Listing:

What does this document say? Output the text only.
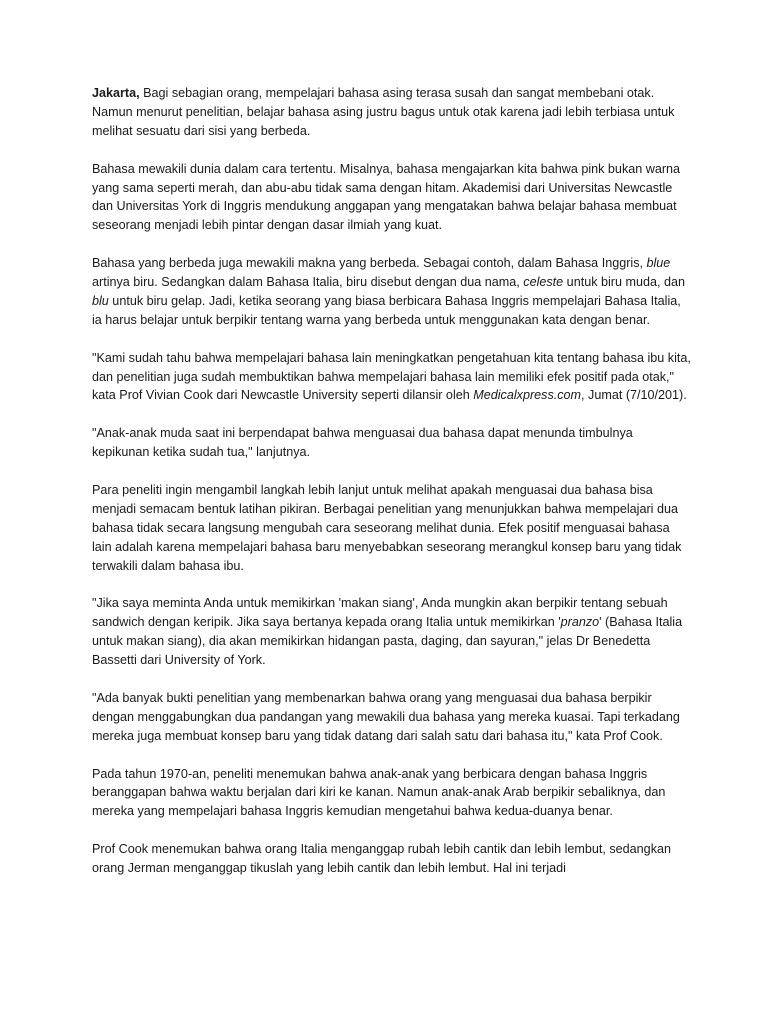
Jakarta, Bagi sebagian orang, mempelajari bahasa asing terasa susah dan sangat membebani otak. Namun menurut penelitian, belajar bahasa asing justru bagus untuk otak karena jadi lebih terbiasa untuk melihat sesuatu dari sisi yang berbeda.

Bahasa mewakili dunia dalam cara tertentu. Misalnya, bahasa mengajarkan kita bahwa pink bukan warna yang sama seperti merah, dan abu-abu tidak sama dengan hitam. Akademisi dari Universitas Newcastle dan Universitas York di Inggris mendukung anggapan yang mengatakan bahwa belajar bahasa membuat seseorang menjadi lebih pintar dengan dasar ilmiah yang kuat.

Bahasa yang berbeda juga mewakili makna yang berbeda. Sebagai contoh, dalam Bahasa Inggris, blue artinya biru. Sedangkan dalam Bahasa Italia, biru disebut dengan dua nama, celeste untuk biru muda, dan blu untuk biru gelap. Jadi, ketika seorang yang biasa berbicara Bahasa Inggris mempelajari Bahasa Italia, ia harus belajar untuk berpikir tentang warna yang berbeda untuk menggunakan kata dengan benar.

"Kami sudah tahu bahwa mempelajari bahasa lain meningkatkan pengetahuan kita tentang bahasa ibu kita, dan penelitian juga sudah membuktikan bahwa mempelajari bahasa lain memiliki efek positif pada otak," kata Prof Vivian Cook dari Newcastle University seperti dilansir oleh Medicalxpress.com, Jumat (7/10/201).

"Anak-anak muda saat ini berpendapat bahwa menguasai dua bahasa dapat menunda timbulnya kepikunan ketika sudah tua," lanjutnya.

Para peneliti ingin mengambil langkah lebih lanjut untuk melihat apakah menguasai dua bahasa bisa menjadi semacam bentuk latihan pikiran. Berbagai penelitian yang menunjukkan bahwa mempelajari dua bahasa tidak secara langsung mengubah cara seseorang melihat dunia. Efek positif menguasai bahasa lain adalah karena mempelajari bahasa baru menyebabkan seseorang merangkul konsep baru yang tidak terwakili dalam bahasa ibu.

"Jika saya meminta Anda untuk memikirkan 'makan siang', Anda mungkin akan berpikir tentang sebuah sandwich dengan keripik. Jika saya bertanya kepada orang Italia untuk memikirkan 'pranzo' (Bahasa Italia untuk makan siang), dia akan memikirkan hidangan pasta, daging, dan sayuran," jelas Dr Benedetta Bassetti dari University of York.

"Ada banyak bukti penelitian yang membenarkan bahwa orang yang menguasai dua bahasa berpikir dengan menggabungkan dua pandangan yang mewakili dua bahasa yang mereka kuasai. Tapi terkadang mereka juga membuat konsep baru yang tidak datang dari salah satu dari bahasa itu," kata Prof Cook.

Pada tahun 1970-an, peneliti menemukan bahwa anak-anak yang berbicara dengan bahasa Inggris beranggapan bahwa waktu berjalan dari kiri ke kanan. Namun anak-anak Arab berpikir sebaliknya, dan mereka yang mempelajari bahasa Inggris kemudian mengetahui bahwa kedua-duanya benar.

Prof Cook menemukan bahwa orang Italia menganggap rubah lebih cantik dan lebih lembut, sedangkan orang Jerman menganggap tikuslah yang lebih cantik dan lebih lembut. Hal ini terjadi
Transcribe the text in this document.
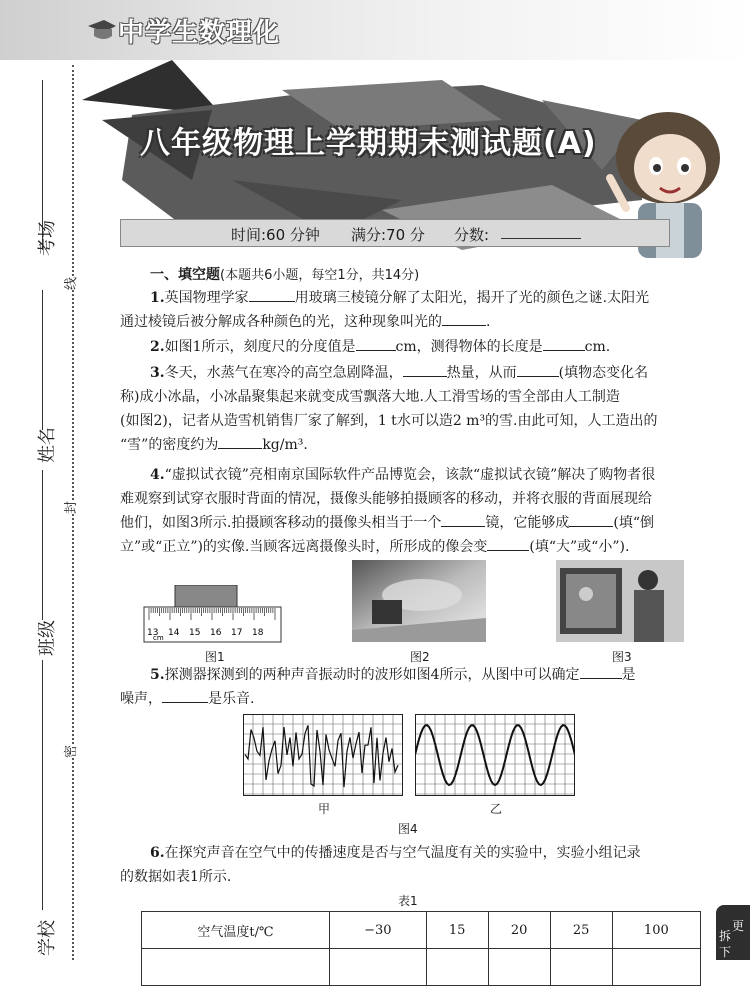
中学生数理化
考场
姓名
班级
学校
线
封
密
八年级物理上学期期末测试题(A)
时间:60 分钟 满分:70 分 分数:
一、填空题(本题共6小题，每空1分，共14分)

1.英国物理学家	用玻璃三棱镜分解了太阳光，揭开了光的颜色之谜.太阳光

通过棱镜后被分解成各种颜色的光，这种现象叫光的	.

2.如图1所示，刻度尺的分度值是	cm，测得物体的长度是	cm.

3.冬天，水蒸气在寒冷的高空急剧降温，	热量，从而	(填物态变化名

称)成小冰晶，小冰晶聚集起来就变成雪飘落大地.人工滑雪场的雪全部由人工制造

(如图2)，记者从造雪机销售厂家了解到，1 t水可以造2 m³的雪.由此可知，人工造出的

“雪”的密度约为	kg/m³.

4.“虚拟试衣镜”亮相南京国际软件产品博览会，该款“虚拟试衣镜”解决了购物者很

难观察到试穿衣服时背面的情况，摄像头能够拍摄顾客的移动，并将衣服的背面展现给

他们，如图3所示.拍摄顾客移动的摄像头相当于一个	镜，它能够成	(填“倒

立”或“正立”)的实像.当顾客远离摄像头时，所形成的像会变	(填“大”或“小”).

13 14 15 16 17 18
cm
图1	图2	图3

5.探测器探测到的两种声音振动时的波形如图4所示，从图中可以确定	是

噪声，	是乐音.

甲	乙
图4

6.在探究声音在空气中的传播速度是否与空气温度有关的实验中，实验小组记录

的数据如表1所示.

表1
空气温度t/℃	−30	15	20	25	100
						更
拆
下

Brief: Leave out every picture and write out exactly the lines running from the line containing "Transcribe the text in this document." to the end of the listing above.

Correct response:
Transcribe the text in this document.
中学生数理化
考场
姓名
班级
学校
线
封
密
八年级物理上学期期末测试题(A)
时间:60 分钟 满分:70 分 分数:
一、填空题(本题共6小题，每空1分，共14分)

1.英国物理学家	用玻璃三棱镜分解了太阳光，揭开了光的颜色之谜.太阳光

通过棱镜后被分解成各种颜色的光，这种现象叫光的	.

2.如图1所示，刻度尺的分度值是	cm，测得物体的长度是	cm.

3.冬天，水蒸气在寒冷的高空急剧降温，	热量，从而	(填物态变化名

称)成小冰晶，小冰晶聚集起来就变成雪飘落大地.人工滑雪场的雪全部由人工制造

(如图2)，记者从造雪机销售厂家了解到，1 t水可以造2 m³的雪.由此可知，人工造出的

“雪”的密度约为	kg/m³.

4.“虚拟试衣镜”亮相南京国际软件产品博览会，该款“虚拟试衣镜”解决了购物者很

难观察到试穿衣服时背面的情况，摄像头能够拍摄顾客的移动，并将衣服的背面展现给

他们，如图3所示.拍摄顾客移动的摄像头相当于一个	镜，它能够成	(填“倒

立”或“正立”)的实像.当顾客远离摄像头时，所形成的像会变	(填“大”或“小”).

13 14 15 16 17 18
cm
图1	图2	图3

5.探测器探测到的两种声音振动时的波形如图4所示，从图中可以确定	是

噪声，	是乐音.

甲	乙
图4

6.在探究声音在空气中的传播速度是否与空气温度有关的实验中，实验小组记录

的数据如表1所示.

表1
空气温度t/℃	−30	15	20	25	100
						更
拆
下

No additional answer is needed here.